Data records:

----------

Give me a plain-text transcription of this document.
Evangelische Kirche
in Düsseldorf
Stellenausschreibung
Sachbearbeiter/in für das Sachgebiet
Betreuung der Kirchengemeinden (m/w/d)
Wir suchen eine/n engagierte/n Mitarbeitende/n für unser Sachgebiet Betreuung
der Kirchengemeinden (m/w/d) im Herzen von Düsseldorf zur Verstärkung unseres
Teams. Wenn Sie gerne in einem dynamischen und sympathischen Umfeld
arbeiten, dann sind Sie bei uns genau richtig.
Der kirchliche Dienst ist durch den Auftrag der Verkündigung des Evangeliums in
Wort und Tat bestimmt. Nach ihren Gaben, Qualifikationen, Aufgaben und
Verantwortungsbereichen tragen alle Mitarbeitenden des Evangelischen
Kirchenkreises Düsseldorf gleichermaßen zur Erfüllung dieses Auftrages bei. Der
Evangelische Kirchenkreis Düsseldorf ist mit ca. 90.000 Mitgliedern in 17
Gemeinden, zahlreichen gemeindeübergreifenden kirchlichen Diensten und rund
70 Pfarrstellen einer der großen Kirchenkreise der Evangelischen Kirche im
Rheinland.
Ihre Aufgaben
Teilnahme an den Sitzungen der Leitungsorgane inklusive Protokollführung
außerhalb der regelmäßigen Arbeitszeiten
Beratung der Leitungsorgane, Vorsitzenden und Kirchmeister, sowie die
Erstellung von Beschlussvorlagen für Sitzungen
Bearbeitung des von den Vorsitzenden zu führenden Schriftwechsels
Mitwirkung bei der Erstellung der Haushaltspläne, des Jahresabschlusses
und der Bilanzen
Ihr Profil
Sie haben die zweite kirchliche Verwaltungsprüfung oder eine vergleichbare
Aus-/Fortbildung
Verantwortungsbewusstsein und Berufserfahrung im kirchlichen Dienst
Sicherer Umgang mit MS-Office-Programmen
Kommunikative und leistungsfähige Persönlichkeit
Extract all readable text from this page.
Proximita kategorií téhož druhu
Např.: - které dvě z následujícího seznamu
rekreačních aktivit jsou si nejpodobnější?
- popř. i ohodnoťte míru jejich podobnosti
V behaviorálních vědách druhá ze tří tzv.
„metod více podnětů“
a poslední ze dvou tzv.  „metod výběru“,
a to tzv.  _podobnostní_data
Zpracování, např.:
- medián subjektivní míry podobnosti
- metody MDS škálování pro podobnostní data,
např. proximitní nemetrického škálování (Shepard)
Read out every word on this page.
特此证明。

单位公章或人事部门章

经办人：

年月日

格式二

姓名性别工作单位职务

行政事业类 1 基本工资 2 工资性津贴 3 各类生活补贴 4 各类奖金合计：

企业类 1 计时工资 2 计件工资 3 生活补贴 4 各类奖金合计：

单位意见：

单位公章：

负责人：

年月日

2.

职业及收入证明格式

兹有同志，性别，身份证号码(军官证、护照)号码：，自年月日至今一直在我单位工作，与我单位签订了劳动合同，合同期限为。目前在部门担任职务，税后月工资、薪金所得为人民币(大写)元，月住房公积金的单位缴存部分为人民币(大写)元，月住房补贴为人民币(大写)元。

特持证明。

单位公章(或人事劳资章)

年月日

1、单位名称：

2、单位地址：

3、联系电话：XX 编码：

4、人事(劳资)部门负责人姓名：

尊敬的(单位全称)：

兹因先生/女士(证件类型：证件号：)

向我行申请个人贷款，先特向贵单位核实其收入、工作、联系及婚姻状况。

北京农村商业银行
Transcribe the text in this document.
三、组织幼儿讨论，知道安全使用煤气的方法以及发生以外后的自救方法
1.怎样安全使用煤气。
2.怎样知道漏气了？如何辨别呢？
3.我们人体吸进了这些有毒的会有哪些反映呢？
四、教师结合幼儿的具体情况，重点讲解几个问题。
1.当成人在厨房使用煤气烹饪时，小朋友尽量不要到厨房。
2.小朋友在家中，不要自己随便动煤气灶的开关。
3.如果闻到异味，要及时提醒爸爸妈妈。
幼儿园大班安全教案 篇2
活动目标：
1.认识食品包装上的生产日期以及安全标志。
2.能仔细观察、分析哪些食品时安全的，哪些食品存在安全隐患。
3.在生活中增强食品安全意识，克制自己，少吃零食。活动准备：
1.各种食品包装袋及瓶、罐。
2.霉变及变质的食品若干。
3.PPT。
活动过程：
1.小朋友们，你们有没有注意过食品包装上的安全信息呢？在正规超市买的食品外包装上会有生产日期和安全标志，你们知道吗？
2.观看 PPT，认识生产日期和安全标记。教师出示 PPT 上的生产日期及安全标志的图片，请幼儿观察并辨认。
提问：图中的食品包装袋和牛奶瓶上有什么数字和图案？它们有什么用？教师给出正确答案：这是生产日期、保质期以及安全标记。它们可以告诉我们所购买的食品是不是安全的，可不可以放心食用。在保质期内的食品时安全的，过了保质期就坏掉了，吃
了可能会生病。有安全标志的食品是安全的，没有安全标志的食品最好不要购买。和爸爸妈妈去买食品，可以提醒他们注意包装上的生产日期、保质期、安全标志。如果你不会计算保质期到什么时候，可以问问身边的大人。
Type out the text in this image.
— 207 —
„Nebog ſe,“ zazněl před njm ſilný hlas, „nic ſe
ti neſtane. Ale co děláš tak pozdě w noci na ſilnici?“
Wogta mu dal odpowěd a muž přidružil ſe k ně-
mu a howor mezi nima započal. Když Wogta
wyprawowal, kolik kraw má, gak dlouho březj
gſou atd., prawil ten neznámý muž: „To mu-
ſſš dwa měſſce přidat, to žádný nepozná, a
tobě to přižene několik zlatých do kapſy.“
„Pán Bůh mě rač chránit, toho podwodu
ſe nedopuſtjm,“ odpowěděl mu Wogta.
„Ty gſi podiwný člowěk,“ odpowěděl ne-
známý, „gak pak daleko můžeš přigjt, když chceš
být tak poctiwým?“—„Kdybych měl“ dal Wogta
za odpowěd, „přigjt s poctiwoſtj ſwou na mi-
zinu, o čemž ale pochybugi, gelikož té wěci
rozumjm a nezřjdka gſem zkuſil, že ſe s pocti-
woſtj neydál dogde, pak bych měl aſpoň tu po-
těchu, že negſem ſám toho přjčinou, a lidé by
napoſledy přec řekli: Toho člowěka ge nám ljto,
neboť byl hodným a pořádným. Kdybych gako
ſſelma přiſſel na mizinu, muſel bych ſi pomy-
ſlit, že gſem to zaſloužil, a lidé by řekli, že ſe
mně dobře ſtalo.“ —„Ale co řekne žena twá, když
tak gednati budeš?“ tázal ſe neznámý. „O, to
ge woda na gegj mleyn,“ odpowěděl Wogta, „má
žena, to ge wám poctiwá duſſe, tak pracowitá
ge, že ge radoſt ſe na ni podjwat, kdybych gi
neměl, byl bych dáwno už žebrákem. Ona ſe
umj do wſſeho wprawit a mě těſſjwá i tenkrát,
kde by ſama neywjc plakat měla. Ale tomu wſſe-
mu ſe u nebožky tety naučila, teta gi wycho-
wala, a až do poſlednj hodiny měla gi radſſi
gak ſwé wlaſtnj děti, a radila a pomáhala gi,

----------

DIRECTIONS
Go through the material above line by line and copy it exactly.

OUTPUT OF THE EXERCISE
Give me a plain-text transcription of this document.
Evangelische Kirche
in Düsseldorf
Stellenausschreibung
Sachbearbeiter/in für das Sachgebiet
Betreuung der Kirchengemeinden (m/w/d)
Wir suchen eine/n engagierte/n Mitarbeitende/n für unser Sachgebiet Betreuung
der Kirchengemeinden (m/w/d) im Herzen von Düsseldorf zur Verstärkung unseres
Teams. Wenn Sie gerne in einem dynamischen und sympathischen Umfeld
arbeiten, dann sind Sie bei uns genau richtig.
Der kirchliche Dienst ist durch den Auftrag der Verkündigung des Evangeliums in
Wort und Tat bestimmt. Nach ihren Gaben, Qualifikationen, Aufgaben und
Verantwortungsbereichen tragen alle Mitarbeitenden des Evangelischen
Kirchenkreises Düsseldorf gleichermaßen zur Erfüllung dieses Auftrages bei. Der
Evangelische Kirchenkreis Düsseldorf ist mit ca. 90.000 Mitgliedern in 17
Gemeinden, zahlreichen gemeindeübergreifenden kirchlichen Diensten und rund
70 Pfarrstellen einer der großen Kirchenkreise der Evangelischen Kirche im
Rheinland.
Ihre Aufgaben
Teilnahme an den Sitzungen der Leitungsorgane inklusive Protokollführung
außerhalb der regelmäßigen Arbeitszeiten
Beratung der Leitungsorgane, Vorsitzenden und Kirchmeister, sowie die
Erstellung von Beschlussvorlagen für Sitzungen
Bearbeitung des von den Vorsitzenden zu führenden Schriftwechsels
Mitwirkung bei der Erstellung der Haushaltspläne, des Jahresabschlusses
und der Bilanzen
Ihr Profil
Sie haben die zweite kirchliche Verwaltungsprüfung oder eine vergleichbare
Aus-/Fortbildung
Verantwortungsbewusstsein und Berufserfahrung im kirchlichen Dienst
Sicherer Umgang mit MS-Office-Programmen
Kommunikative und leistungsfähige Persönlichkeit
Extract all readable text from this page.
Proximita kategorií téhož druhu
Např.: - které dvě z následujícího seznamu
rekreačních aktivit jsou si nejpodobnější?
- popř. i ohodnoťte míru jejich podobnosti
V behaviorálních vědách druhá ze tří tzv.
„metod více podnětů“
a poslední ze dvou tzv.  „metod výběru“,
a to tzv.  _podobnostní_data
Zpracování, např.:
- medián subjektivní míry podobnosti
- metody MDS škálování pro podobnostní data,
např. proximitní nemetrického škálování (Shepard)
Read out every word on this page.
特此证明。

单位公章或人事部门章

经办人：

年月日

格式二

姓名性别工作单位职务

行政事业类 1 基本工资 2 工资性津贴 3 各类生活补贴 4 各类奖金合计：

企业类 1 计时工资 2 计件工资 3 生活补贴 4 各类奖金合计：

单位意见：

单位公章：

负责人：

年月日

2.

职业及收入证明格式

兹有同志，性别，身份证号码(军官证、护照)号码：，自年月日至今一直在我单位工作，与我单位签订了劳动合同，合同期限为。目前在部门担任职务，税后月工资、薪金所得为人民币(大写)元，月住房公积金的单位缴存部分为人民币(大写)元，月住房补贴为人民币(大写)元。

特持证明。

单位公章(或人事劳资章)

年月日

1、单位名称：

2、单位地址：

3、联系电话：XX 编码：

4、人事(劳资)部门负责人姓名：

尊敬的(单位全称)：

兹因先生/女士(证件类型：证件号：)

向我行申请个人贷款，先特向贵单位核实其收入、工作、联系及婚姻状况。

北京农村商业银行
Transcribe the text in this document.
三、组织幼儿讨论，知道安全使用煤气的方法以及发生以外后的自救方法
1.怎样安全使用煤气。
2.怎样知道漏气了？如何辨别呢？
3.我们人体吸进了这些有毒的会有哪些反映呢？
四、教师结合幼儿的具体情况，重点讲解几个问题。
1.当成人在厨房使用煤气烹饪时，小朋友尽量不要到厨房。
2.小朋友在家中，不要自己随便动煤气灶的开关。
3.如果闻到异味，要及时提醒爸爸妈妈。
幼儿园大班安全教案 篇2
活动目标：
1.认识食品包装上的生产日期以及安全标志。
2.能仔细观察、分析哪些食品时安全的，哪些食品存在安全隐患。
3.在生活中增强食品安全意识，克制自己，少吃零食。活动准备：
1.各种食品包装袋及瓶、罐。
2.霉变及变质的食品若干。
3.PPT。
活动过程：
1.小朋友们，你们有没有注意过食品包装上的安全信息呢？在正规超市买的食品外包装上会有生产日期和安全标志，你们知道吗？
2.观看 PPT，认识生产日期和安全标记。教师出示 PPT 上的生产日期及安全标志的图片，请幼儿观察并辨认。
提问：图中的食品包装袋和牛奶瓶上有什么数字和图案？它们有什么用？教师给出正确答案：这是生产日期、保质期以及安全标记。它们可以告诉我们所购买的食品是不是安全的，可不可以放心食用。在保质期内的食品时安全的，过了保质期就坏掉了，吃
了可能会生病。有安全标志的食品是安全的，没有安全标志的食品最好不要购买。和爸爸妈妈去买食品，可以提醒他们注意包装上的生产日期、保质期、安全标志。如果你不会计算保质期到什么时候，可以问问身边的大人。
Type out the text in this image.
— 207 —
„Nebog ſe,“ zazněl před njm ſilný hlas, „nic ſe
ti neſtane. Ale co děláš tak pozdě w noci na ſilnici?“
Wogta mu dal odpowěd a muž přidružil ſe k ně-
mu a howor mezi nima započal. Když Wogta
wyprawowal, kolik kraw má, gak dlouho březj
gſou atd., prawil ten neznámý muž: „To mu-
ſſš dwa měſſce přidat, to žádný nepozná, a
tobě to přižene několik zlatých do kapſy.“
„Pán Bůh mě rač chránit, toho podwodu
ſe nedopuſtjm,“ odpowěděl mu Wogta.
„Ty gſi podiwný člowěk,“ odpowěděl ne-
známý, „gak pak daleko můžeš přigjt, když chceš
být tak poctiwým?“—„Kdybych měl“ dal Wogta
za odpowěd, „přigjt s poctiwoſtj ſwou na mi-
zinu, o čemž ale pochybugi, gelikož té wěci
rozumjm a nezřjdka gſem zkuſil, že ſe s pocti-
woſtj neydál dogde, pak bych měl aſpoň tu po-
těchu, že negſem ſám toho přjčinou, a lidé by
napoſledy přec řekli: Toho člowěka ge nám ljto,
neboť byl hodným a pořádným. Kdybych gako
ſſelma přiſſel na mizinu, muſel bych ſi pomy-
ſlit, že gſem to zaſloužil, a lidé by řekli, že ſe
mně dobře ſtalo.“ —„Ale co řekne žena twá, když
tak gednati budeš?“ tázal ſe neznámý. „O, to
ge woda na gegj mleyn,“ odpowěděl Wogta, „má
žena, to ge wám poctiwá duſſe, tak pracowitá
ge, že ge radoſt ſe na ni podjwat, kdybych gi
neměl, byl bych dáwno už žebrákem. Ona ſe
umj do wſſeho wprawit a mě těſſjwá i tenkrát,
kde by ſama neywjc plakat měla. Ale tomu wſſe-
mu ſe u nebožky tety naučila, teta gi wycho-
wala, a až do poſlednj hodiny měla gi radſſi
gak ſwé wlaſtnj děti, a radila a pomáhala gi,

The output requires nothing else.